THE EXERCISE:
Exact repetition is required: output every record in full.

——————————

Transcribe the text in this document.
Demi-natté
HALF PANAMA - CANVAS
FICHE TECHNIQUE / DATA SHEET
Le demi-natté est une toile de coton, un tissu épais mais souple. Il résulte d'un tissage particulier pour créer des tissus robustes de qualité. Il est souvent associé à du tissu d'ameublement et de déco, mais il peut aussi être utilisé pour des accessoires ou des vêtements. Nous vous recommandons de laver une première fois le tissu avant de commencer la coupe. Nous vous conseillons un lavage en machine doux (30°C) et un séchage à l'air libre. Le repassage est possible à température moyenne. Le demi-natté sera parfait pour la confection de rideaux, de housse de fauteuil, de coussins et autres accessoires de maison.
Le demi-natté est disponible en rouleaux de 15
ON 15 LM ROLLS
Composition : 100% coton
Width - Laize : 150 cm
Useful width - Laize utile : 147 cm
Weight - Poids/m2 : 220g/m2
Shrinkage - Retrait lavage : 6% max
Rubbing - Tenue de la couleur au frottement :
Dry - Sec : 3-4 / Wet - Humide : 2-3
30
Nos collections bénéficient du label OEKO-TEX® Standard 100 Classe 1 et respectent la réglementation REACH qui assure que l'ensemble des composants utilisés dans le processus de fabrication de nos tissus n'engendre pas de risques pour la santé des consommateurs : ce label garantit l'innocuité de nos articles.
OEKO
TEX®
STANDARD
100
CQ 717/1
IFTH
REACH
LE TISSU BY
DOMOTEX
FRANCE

——————————

FINAL ANSWER:
Transcribe the text in this document.
Demi-natté
HALF PANAMA - CANVAS
FICHE TECHNIQUE / DATA SHEET
Le demi-natté est une toile de coton, un tissu épais mais souple. Il résulte d'un tissage particulier pour créer des tissus robustes de qualité. Il est souvent associé à du tissu d'ameublement et de déco, mais il peut aussi être utilisé pour des accessoires ou des vêtements. Nous vous recommandons de laver une première fois le tissu avant de commencer la coupe. Nous vous conseillons un lavage en machine doux (30°C) et un séchage à l'air libre. Le repassage est possible à température moyenne. Le demi-natté sera parfait pour la confection de rideaux, de housse de fauteuil, de coussins et autres accessoires de maison.
Le demi-natté est disponible en rouleaux de 15
ON 15 LM ROLLS
Composition : 100% coton
Width - Laize : 150 cm
Useful width - Laize utile : 147 cm
Weight - Poids/m2 : 220g/m2
Shrinkage - Retrait lavage : 6% max
Rubbing - Tenue de la couleur au frottement :
Dry - Sec : 3-4 / Wet - Humide : 2-3
30
Nos collections bénéficient du label OEKO-TEX® Standard 100 Classe 1 et respectent la réglementation REACH qui assure que l'ensemble des composants utilisés dans le processus de fabrication de nos tissus n'engendre pas de risques pour la santé des consommateurs : ce label garantit l'innocuité de nos articles.
OEKO
TEX®
STANDARD
100
CQ 717/1
IFTH
REACH
LE TISSU BY
DOMOTEX
FRANCE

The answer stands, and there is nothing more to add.